[EXERCISE]:
Copy each line with the word "Goran" in it.

[EXERCISE INPUTS]:
>> Begin
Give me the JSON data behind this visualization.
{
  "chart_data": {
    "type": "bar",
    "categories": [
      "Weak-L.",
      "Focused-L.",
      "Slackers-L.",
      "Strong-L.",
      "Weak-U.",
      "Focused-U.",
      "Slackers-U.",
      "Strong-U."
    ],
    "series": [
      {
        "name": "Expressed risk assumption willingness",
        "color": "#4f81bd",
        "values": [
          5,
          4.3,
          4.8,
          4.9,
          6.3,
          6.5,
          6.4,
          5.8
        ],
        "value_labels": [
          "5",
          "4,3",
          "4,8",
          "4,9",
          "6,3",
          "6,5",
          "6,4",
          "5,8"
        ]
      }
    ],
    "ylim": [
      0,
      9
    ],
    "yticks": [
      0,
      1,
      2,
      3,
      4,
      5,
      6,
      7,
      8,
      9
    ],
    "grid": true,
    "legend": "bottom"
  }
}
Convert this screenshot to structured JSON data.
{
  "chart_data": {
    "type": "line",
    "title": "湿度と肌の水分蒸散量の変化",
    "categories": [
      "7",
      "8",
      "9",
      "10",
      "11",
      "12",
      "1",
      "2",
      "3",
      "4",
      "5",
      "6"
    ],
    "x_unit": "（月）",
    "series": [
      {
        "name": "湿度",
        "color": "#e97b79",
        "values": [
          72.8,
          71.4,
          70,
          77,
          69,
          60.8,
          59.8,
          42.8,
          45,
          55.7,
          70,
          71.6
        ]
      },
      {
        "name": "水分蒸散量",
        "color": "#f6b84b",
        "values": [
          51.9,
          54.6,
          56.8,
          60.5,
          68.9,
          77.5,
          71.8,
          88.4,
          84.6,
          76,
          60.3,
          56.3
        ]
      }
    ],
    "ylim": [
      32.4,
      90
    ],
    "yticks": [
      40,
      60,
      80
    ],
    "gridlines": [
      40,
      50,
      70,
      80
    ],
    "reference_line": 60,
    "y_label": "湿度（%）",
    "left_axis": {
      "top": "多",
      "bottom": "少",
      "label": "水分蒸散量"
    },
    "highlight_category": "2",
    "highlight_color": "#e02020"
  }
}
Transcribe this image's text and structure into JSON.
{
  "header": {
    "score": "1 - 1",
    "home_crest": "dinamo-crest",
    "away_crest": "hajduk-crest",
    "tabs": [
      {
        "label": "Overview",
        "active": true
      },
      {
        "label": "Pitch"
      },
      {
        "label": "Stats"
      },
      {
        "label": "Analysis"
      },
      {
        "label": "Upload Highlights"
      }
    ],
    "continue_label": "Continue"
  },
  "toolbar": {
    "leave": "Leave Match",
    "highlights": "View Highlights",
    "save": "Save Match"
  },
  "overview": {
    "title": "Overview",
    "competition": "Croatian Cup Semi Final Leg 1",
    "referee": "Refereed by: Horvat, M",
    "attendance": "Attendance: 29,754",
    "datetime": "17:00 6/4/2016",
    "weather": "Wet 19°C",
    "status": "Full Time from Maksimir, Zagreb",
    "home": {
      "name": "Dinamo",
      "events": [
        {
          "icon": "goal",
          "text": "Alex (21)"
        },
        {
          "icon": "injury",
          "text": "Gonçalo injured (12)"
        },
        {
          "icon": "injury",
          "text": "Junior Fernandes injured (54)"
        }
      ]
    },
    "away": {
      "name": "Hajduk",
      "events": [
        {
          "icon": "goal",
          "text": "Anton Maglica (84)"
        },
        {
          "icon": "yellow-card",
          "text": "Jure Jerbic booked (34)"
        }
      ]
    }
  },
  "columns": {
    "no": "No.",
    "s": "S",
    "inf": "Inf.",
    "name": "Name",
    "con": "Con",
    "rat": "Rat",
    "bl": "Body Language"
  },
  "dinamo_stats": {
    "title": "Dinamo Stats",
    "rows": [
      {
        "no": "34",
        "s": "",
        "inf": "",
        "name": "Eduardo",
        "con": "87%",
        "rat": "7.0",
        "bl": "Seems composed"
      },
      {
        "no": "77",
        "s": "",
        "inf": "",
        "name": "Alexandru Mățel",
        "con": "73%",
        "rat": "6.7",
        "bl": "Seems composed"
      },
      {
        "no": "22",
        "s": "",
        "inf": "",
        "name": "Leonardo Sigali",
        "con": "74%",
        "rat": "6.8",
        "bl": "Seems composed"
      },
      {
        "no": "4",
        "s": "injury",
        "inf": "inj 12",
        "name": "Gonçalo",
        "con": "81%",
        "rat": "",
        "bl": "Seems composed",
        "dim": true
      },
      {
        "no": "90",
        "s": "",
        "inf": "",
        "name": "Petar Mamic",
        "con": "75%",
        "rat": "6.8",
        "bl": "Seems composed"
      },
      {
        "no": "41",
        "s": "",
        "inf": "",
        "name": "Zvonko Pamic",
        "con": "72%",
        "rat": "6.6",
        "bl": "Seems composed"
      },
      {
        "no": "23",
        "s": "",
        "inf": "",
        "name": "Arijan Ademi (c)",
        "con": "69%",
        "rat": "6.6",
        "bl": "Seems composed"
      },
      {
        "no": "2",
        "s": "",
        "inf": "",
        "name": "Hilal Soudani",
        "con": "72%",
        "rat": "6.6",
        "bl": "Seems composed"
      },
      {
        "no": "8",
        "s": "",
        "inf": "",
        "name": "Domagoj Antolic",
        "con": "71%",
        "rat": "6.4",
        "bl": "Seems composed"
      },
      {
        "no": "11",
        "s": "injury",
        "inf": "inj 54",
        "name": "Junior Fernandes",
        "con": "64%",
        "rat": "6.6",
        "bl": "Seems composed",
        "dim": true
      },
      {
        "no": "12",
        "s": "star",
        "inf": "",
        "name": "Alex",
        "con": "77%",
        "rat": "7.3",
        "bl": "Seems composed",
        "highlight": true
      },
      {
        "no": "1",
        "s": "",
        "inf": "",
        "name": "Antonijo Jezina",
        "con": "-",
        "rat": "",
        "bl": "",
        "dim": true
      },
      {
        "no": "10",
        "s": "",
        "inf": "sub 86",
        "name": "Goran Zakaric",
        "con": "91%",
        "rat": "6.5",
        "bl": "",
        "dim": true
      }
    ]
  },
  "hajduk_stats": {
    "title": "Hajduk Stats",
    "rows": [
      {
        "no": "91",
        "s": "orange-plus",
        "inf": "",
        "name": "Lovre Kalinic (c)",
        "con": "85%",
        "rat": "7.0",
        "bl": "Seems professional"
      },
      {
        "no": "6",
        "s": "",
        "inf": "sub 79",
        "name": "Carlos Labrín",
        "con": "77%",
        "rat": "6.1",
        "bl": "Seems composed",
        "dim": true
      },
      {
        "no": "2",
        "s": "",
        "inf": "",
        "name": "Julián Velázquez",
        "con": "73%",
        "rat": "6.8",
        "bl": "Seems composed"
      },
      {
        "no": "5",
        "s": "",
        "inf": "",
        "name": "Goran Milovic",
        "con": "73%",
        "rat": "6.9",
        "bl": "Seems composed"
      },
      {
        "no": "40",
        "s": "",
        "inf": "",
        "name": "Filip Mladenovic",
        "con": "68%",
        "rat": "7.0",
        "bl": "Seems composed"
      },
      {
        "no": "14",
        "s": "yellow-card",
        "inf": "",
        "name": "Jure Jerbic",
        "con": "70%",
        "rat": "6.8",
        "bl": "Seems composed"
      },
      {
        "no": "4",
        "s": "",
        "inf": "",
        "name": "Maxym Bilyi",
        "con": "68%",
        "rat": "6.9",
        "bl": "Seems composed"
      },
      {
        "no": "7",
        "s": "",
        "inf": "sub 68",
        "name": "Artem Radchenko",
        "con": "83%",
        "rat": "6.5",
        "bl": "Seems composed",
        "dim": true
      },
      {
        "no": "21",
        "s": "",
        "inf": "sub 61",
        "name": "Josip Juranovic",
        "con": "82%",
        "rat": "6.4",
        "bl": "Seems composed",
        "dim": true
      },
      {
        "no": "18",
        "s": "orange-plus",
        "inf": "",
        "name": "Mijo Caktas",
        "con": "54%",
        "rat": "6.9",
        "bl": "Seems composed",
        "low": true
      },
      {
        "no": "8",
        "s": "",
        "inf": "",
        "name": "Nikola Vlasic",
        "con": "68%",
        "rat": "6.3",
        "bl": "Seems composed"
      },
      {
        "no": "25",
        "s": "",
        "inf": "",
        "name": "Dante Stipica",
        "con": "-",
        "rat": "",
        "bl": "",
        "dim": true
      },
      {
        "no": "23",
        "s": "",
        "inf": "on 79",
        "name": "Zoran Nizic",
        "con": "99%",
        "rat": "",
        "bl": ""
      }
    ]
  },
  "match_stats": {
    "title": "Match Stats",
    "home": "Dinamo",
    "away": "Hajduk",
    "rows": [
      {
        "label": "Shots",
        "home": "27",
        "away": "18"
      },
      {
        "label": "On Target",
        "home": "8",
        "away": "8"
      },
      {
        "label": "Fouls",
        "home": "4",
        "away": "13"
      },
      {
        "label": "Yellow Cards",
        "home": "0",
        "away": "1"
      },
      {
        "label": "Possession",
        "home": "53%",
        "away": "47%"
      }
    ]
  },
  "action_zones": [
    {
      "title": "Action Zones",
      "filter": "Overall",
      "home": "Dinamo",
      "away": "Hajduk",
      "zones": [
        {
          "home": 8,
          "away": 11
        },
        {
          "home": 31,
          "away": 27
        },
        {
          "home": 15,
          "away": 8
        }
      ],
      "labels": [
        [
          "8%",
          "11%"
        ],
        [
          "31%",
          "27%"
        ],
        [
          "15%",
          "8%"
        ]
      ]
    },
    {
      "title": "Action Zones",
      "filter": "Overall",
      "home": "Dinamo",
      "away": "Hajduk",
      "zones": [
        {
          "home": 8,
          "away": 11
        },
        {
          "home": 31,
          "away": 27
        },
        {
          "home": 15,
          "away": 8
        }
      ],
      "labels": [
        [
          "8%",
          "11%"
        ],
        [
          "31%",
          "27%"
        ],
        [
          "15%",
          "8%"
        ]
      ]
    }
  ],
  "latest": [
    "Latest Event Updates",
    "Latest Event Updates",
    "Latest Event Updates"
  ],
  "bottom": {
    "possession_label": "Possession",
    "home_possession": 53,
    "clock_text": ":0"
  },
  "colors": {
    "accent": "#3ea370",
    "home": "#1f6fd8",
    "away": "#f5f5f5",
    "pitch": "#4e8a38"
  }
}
>> End
[THE COMPLETED TASK]:
        "name": "Goran Zakaric",
        "name": "Goran Milovic",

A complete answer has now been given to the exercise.